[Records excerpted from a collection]
________________________________________

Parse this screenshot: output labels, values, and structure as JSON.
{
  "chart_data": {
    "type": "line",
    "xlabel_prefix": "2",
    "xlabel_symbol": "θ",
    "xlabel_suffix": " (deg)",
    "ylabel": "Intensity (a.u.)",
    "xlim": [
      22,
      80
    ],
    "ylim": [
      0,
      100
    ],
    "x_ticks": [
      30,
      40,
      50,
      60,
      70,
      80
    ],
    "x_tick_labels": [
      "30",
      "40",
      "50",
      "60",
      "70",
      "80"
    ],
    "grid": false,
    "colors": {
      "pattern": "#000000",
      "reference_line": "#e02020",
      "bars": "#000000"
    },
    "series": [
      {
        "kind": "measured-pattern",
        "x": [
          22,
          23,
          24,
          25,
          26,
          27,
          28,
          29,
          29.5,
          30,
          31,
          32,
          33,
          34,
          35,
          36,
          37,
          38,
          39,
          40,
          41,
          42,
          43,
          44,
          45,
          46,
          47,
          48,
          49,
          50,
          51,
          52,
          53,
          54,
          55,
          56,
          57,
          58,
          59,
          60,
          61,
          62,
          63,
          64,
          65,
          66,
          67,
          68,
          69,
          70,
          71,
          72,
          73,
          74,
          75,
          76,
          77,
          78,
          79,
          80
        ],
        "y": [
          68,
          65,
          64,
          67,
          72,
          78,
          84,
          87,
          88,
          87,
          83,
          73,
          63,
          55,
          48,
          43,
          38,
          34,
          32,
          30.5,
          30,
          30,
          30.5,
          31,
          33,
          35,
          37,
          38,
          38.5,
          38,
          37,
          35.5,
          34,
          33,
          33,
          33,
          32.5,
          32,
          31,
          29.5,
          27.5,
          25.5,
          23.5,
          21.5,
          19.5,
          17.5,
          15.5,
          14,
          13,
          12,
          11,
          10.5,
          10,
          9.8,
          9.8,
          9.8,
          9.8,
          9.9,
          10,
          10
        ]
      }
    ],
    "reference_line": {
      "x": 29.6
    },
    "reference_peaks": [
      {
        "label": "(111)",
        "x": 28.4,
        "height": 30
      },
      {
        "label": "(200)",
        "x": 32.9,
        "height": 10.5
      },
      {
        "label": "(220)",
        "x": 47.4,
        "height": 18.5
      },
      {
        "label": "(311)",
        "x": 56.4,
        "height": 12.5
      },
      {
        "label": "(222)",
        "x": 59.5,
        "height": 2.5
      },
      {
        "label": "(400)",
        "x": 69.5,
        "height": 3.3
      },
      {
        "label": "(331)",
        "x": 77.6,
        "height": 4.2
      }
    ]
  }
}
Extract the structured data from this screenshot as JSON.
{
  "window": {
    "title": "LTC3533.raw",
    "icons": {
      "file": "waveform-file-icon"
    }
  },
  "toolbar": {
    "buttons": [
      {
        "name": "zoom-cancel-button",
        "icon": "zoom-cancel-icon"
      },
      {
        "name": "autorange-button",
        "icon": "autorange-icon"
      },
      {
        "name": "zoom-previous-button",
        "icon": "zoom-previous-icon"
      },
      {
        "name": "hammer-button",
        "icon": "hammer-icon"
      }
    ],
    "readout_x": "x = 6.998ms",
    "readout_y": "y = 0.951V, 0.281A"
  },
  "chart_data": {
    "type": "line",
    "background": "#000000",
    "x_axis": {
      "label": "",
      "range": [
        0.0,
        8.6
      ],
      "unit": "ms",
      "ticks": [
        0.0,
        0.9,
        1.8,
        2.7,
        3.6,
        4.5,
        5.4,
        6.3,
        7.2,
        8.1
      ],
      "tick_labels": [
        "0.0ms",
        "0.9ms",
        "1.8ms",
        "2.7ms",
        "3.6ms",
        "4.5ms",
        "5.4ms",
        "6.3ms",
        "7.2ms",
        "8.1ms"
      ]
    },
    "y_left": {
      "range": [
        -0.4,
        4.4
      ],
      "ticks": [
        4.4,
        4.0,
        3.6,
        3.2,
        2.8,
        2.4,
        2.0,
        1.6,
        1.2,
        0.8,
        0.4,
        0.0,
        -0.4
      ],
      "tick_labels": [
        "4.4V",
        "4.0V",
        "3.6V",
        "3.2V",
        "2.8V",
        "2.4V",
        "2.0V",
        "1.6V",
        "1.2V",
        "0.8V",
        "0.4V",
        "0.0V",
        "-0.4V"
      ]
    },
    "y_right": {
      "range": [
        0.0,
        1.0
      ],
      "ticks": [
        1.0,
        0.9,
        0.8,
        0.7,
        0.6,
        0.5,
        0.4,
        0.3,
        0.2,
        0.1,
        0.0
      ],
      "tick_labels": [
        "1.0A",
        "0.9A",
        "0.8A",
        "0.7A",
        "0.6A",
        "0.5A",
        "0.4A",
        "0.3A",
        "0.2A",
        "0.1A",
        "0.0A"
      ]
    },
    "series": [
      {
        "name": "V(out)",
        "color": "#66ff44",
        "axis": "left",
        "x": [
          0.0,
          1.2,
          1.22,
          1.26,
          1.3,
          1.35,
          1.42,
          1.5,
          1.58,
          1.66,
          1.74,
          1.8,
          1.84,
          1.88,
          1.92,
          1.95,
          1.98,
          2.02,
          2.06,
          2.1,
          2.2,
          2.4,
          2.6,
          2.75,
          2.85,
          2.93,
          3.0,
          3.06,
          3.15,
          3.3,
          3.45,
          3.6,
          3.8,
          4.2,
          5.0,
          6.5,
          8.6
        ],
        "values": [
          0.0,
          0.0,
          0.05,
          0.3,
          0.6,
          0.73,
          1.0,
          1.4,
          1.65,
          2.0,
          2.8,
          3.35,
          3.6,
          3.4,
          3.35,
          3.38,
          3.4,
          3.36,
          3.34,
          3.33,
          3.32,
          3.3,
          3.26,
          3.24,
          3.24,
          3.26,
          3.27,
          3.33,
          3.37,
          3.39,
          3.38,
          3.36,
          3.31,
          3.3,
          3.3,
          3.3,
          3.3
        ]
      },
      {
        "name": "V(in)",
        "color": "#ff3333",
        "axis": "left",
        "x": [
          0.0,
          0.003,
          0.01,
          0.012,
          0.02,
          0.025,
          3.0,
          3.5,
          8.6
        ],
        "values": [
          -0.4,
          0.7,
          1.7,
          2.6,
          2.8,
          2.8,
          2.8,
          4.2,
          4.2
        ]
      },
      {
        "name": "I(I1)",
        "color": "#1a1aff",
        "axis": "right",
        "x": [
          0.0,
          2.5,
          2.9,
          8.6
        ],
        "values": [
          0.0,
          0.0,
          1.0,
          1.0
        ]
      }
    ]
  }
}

________________________________________

What you need to do: Look above for lines with the word "cancel" and copy them all.

Written response:
        "name": "zoom-cancel-button",
        "icon": "zoom-cancel-icon"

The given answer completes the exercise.